▶ What to produce
Restate the data below word for word. Skip any images it contains.

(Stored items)
◆ ◆ ◆
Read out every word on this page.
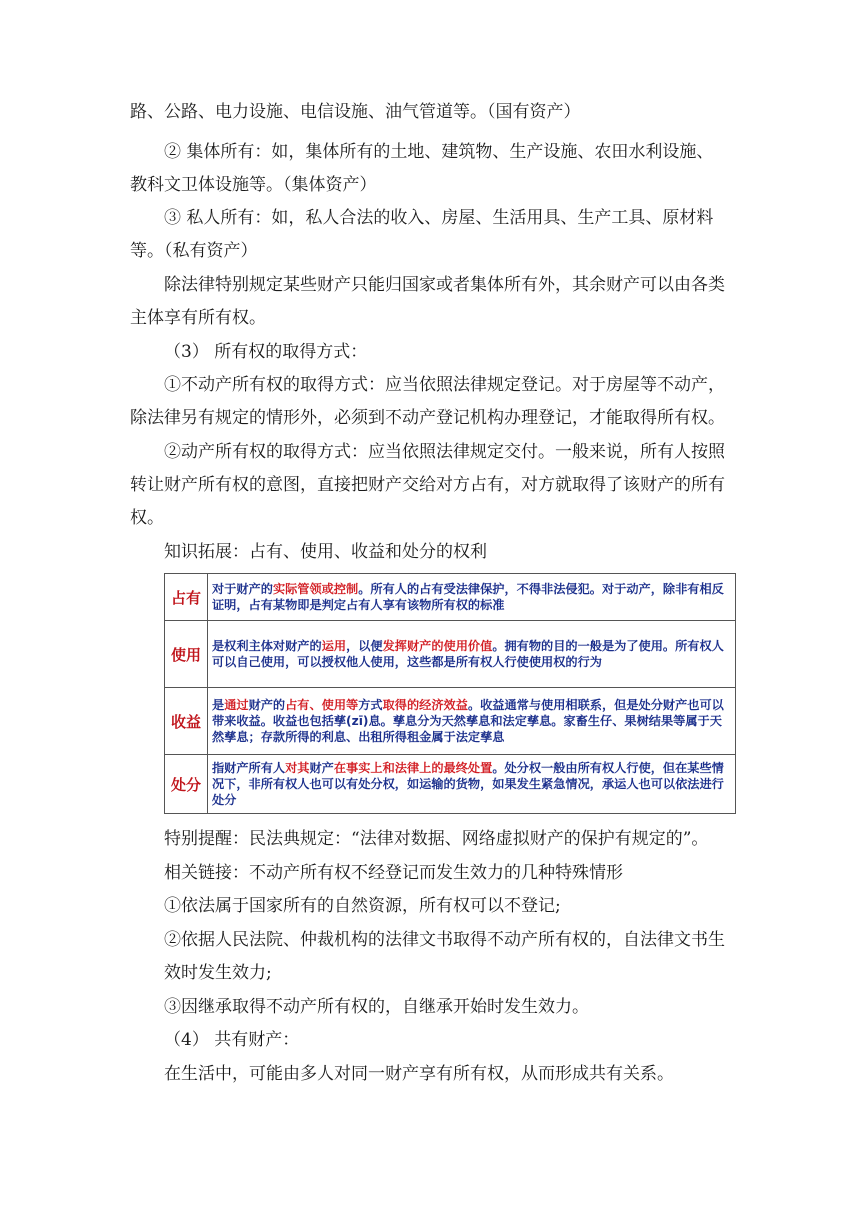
路、公路、电力设施、电信设施、油气管道等。（国有资产）
② 集体所有：如，集体所有的土地、建筑物、生产设施、农田水利设施、
教科文卫体设施等。（集体资产）
③ 私人所有：如，私人合法的收入、房屋、生活用具、生产工具、原材料
等。（私有资产）
除法律特别规定某些财产只能归国家或者集体所有外，其余财产可以由各类
主体享有所有权。
（3） 所有权的取得方式：
①不动产所有权的取得方式：应当依照法律规定登记。对于房屋等不动产，
除法律另有规定的情形外，必须到不动产登记机构办理登记，才能取得所有权。
②动产所有权的取得方式：应当依照法律规定交付。一般来说，所有人按照
转让财产所有权的意图，直接把财产交给对方占有，对方就取得了该财产的所有
权。
知识拓展：占有、使用、收益和处分的权利
占有	对于财产的实际管领或控制。所有人的占有受法律保护，不得非法侵犯。对于动产，除非有相反证明，占有某物即是判定占有人享有该物所有权的标准
使用	是权利主体对财产的运用，以便发挥财产的使用价值。拥有物的目的一般是为了使用。所有权人可以自己使用，可以授权他人使用，这些都是所有权人行使使用权的行为
收益	是通过财产的占有、使用等方式取得的经济效益。收益通常与使用相联系，但是处分财产也可以带来收益。收益也包括孳(zī)息。孳息分为天然孳息和法定孳息。家畜生仔、果树结果等属于天然孳息；存款所得的利息、出租所得租金属于法定孳息
处分	指财产所有人对其财产在事实上和法律上的最终处置。处分权一般由所有权人行使，但在某些情况下，非所有权人也可以有处分权，如运输的货物，如果发生紧急情况，承运人也可以依法进行处分
特别提醒：民法典规定：“法律对数据、网络虚拟财产的保护有规定的”。
相关链接：不动产所有权不经登记而发生效力的几种特殊情形
①依法属于国家所有的自然资源，所有权可以不登记;
②依据人民法院、仲裁机构的法律文书取得不动产所有权的，自法律文书生
效时发生效力;
③因继承取得不动产所有权的，自继承开始时发生效力。
（4） 共有财产：
在生活中，可能由多人对同一财产享有所有权，从而形成共有关系。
◆ ◆ ◆
▶ Written solution
Read out every word on this page.
路、公路、电力设施、电信设施、油气管道等。（国有资产）
② 集体所有：如，集体所有的土地、建筑物、生产设施、农田水利设施、
教科文卫体设施等。（集体资产）
③ 私人所有：如，私人合法的收入、房屋、生活用具、生产工具、原材料
等。（私有资产）
除法律特别规定某些财产只能归国家或者集体所有外，其余财产可以由各类
主体享有所有权。
（3） 所有权的取得方式：
①不动产所有权的取得方式：应当依照法律规定登记。对于房屋等不动产，
除法律另有规定的情形外，必须到不动产登记机构办理登记，才能取得所有权。
②动产所有权的取得方式：应当依照法律规定交付。一般来说，所有人按照
转让财产所有权的意图，直接把财产交给对方占有，对方就取得了该财产的所有
权。
知识拓展：占有、使用、收益和处分的权利
占有	对于财产的实际管领或控制。所有人的占有受法律保护，不得非法侵犯。对于动产，除非有相反证明，占有某物即是判定占有人享有该物所有权的标准
使用	是权利主体对财产的运用，以便发挥财产的使用价值。拥有物的目的一般是为了使用。所有权人可以自己使用，可以授权他人使用，这些都是所有权人行使使用权的行为
收益	是通过财产的占有、使用等方式取得的经济效益。收益通常与使用相联系，但是处分财产也可以带来收益。收益也包括孳(zī)息。孳息分为天然孳息和法定孳息。家畜生仔、果树结果等属于天然孳息；存款所得的利息、出租所得租金属于法定孳息
处分	指财产所有人对其财产在事实上和法律上的最终处置。处分权一般由所有权人行使，但在某些情况下，非所有权人也可以有处分权，如运输的货物，如果发生紧急情况，承运人也可以依法进行处分
特别提醒：民法典规定：“法律对数据、网络虚拟财产的保护有规定的”。
相关链接：不动产所有权不经登记而发生效力的几种特殊情形
①依法属于国家所有的自然资源，所有权可以不登记;
②依据人民法院、仲裁机构的法律文书取得不动产所有权的，自法律文书生
效时发生效力;
③因继承取得不动产所有权的，自继承开始时发生效力。
（4） 共有财产：
在生活中，可能由多人对同一财产享有所有权，从而形成共有关系。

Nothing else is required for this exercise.